===== DATA SECTION

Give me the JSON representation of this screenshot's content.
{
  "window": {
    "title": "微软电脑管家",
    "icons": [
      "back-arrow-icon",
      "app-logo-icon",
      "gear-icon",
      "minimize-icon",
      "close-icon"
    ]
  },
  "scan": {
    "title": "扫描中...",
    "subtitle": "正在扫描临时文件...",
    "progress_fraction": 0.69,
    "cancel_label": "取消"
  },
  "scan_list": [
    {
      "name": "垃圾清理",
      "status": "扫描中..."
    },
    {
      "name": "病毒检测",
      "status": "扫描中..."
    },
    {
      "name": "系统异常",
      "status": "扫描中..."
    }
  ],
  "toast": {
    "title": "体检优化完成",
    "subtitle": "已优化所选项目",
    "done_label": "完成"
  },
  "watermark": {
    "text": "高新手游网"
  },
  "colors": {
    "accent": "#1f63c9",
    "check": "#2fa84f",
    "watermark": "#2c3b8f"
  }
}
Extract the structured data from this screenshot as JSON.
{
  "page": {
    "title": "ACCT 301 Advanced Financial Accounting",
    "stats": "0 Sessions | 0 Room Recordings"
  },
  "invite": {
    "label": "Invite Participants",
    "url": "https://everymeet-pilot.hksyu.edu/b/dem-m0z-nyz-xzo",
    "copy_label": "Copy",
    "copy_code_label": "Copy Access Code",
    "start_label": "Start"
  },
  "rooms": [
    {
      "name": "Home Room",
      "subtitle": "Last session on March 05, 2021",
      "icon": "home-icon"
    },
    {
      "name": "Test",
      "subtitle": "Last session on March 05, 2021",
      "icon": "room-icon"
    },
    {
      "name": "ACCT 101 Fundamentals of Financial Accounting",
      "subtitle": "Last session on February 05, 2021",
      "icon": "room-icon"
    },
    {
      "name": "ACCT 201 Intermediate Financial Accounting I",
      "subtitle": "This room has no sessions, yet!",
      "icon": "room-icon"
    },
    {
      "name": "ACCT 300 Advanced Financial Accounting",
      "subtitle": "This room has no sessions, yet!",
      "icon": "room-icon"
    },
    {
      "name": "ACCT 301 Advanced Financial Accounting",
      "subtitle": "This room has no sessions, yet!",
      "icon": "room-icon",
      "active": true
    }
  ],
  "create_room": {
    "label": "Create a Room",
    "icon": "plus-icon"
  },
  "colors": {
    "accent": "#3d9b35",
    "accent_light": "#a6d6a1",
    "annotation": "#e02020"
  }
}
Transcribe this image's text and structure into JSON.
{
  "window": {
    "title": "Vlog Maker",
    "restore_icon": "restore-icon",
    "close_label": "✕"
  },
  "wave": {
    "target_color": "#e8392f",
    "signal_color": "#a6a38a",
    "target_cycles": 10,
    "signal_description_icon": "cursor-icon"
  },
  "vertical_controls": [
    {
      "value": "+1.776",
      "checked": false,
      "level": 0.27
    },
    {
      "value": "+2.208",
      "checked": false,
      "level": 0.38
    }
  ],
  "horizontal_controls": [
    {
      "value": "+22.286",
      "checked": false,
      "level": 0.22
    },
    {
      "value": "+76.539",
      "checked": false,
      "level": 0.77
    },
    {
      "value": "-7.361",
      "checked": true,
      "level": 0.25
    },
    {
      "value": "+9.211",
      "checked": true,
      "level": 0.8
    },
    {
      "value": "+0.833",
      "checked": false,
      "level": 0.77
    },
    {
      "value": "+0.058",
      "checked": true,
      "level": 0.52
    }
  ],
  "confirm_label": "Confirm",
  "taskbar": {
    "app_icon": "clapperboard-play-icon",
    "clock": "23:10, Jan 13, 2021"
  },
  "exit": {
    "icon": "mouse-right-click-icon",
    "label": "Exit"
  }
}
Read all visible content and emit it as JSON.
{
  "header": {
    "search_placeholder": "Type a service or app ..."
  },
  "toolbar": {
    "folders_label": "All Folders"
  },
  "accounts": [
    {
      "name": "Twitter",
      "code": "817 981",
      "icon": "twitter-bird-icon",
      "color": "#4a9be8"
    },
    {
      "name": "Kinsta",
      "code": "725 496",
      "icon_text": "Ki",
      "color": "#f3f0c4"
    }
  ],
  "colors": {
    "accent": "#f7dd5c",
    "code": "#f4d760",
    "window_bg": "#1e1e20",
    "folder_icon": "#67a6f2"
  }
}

==========

PROBLEM TO SOLVE
Quote the material exactly, leaving nothing out.

TASK RESULT
Give me the JSON representation of this screenshot's content.
{
  "window": {
    "title": "微软电脑管家",
    "icons": [
      "back-arrow-icon",
      "app-logo-icon",
      "gear-icon",
      "minimize-icon",
      "close-icon"
    ]
  },
  "scan": {
    "title": "扫描中...",
    "subtitle": "正在扫描临时文件...",
    "progress_fraction": 0.69,
    "cancel_label": "取消"
  },
  "scan_list": [
    {
      "name": "垃圾清理",
      "status": "扫描中..."
    },
    {
      "name": "病毒检测",
      "status": "扫描中..."
    },
    {
      "name": "系统异常",
      "status": "扫描中..."
    }
  ],
  "toast": {
    "title": "体检优化完成",
    "subtitle": "已优化所选项目",
    "done_label": "完成"
  },
  "watermark": {
    "text": "高新手游网"
  },
  "colors": {
    "accent": "#1f63c9",
    "check": "#2fa84f",
    "watermark": "#2c3b8f"
  }
}
Extract the structured data from this screenshot as JSON.
{
  "page": {
    "title": "ACCT 301 Advanced Financial Accounting",
    "stats": "0 Sessions | 0 Room Recordings"
  },
  "invite": {
    "label": "Invite Participants",
    "url": "https://everymeet-pilot.hksyu.edu/b/dem-m0z-nyz-xzo",
    "copy_label": "Copy",
    "copy_code_label": "Copy Access Code",
    "start_label": "Start"
  },
  "rooms": [
    {
      "name": "Home Room",
      "subtitle": "Last session on March 05, 2021",
      "icon": "home-icon"
    },
    {
      "name": "Test",
      "subtitle": "Last session on March 05, 2021",
      "icon": "room-icon"
    },
    {
      "name": "ACCT 101 Fundamentals of Financial Accounting",
      "subtitle": "Last session on February 05, 2021",
      "icon": "room-icon"
    },
    {
      "name": "ACCT 201 Intermediate Financial Accounting I",
      "subtitle": "This room has no sessions, yet!",
      "icon": "room-icon"
    },
    {
      "name": "ACCT 300 Advanced Financial Accounting",
      "subtitle": "This room has no sessions, yet!",
      "icon": "room-icon"
    },
    {
      "name": "ACCT 301 Advanced Financial Accounting",
      "subtitle": "This room has no sessions, yet!",
      "icon": "room-icon",
      "active": true
    }
  ],
  "create_room": {
    "label": "Create a Room",
    "icon": "plus-icon"
  },
  "colors": {
    "accent": "#3d9b35",
    "accent_light": "#a6d6a1",
    "annotation": "#e02020"
  }
}
Transcribe this image's text and structure into JSON.
{
  "window": {
    "title": "Vlog Maker",
    "restore_icon": "restore-icon",
    "close_label": "✕"
  },
  "wave": {
    "target_color": "#e8392f",
    "signal_color": "#a6a38a",
    "target_cycles": 10,
    "signal_description_icon": "cursor-icon"
  },
  "vertical_controls": [
    {
      "value": "+1.776",
      "checked": false,
      "level": 0.27
    },
    {
      "value": "+2.208",
      "checked": false,
      "level": 0.38
    }
  ],
  "horizontal_controls": [
    {
      "value": "+22.286",
      "checked": false,
      "level": 0.22
    },
    {
      "value": "+76.539",
      "checked": false,
      "level": 0.77
    },
    {
      "value": "-7.361",
      "checked": true,
      "level": 0.25
    },
    {
      "value": "+9.211",
      "checked": true,
      "level": 0.8
    },
    {
      "value": "+0.833",
      "checked": false,
      "level": 0.77
    },
    {
      "value": "+0.058",
      "checked": true,
      "level": 0.52
    }
  ],
  "confirm_label": "Confirm",
  "taskbar": {
    "app_icon": "clapperboard-play-icon",
    "clock": "23:10, Jan 13, 2021"
  },
  "exit": {
    "icon": "mouse-right-click-icon",
    "label": "Exit"
  }
}
Read all visible content and emit it as JSON.
{
  "header": {
    "search_placeholder": "Type a service or app ..."
  },
  "toolbar": {
    "folders_label": "All Folders"
  },
  "accounts": [
    {
      "name": "Twitter",
      "code": "817 981",
      "icon": "twitter-bird-icon",
      "color": "#4a9be8"
    },
    {
      "name": "Kinsta",
      "code": "725 496",
      "icon_text": "Ki",
      "color": "#f3f0c4"
    }
  ],
  "colors": {
    "accent": "#f7dd5c",
    "code": "#f4d760",
    "window_bg": "#1e1e20",
    "folder_icon": "#67a6f2"
  }
}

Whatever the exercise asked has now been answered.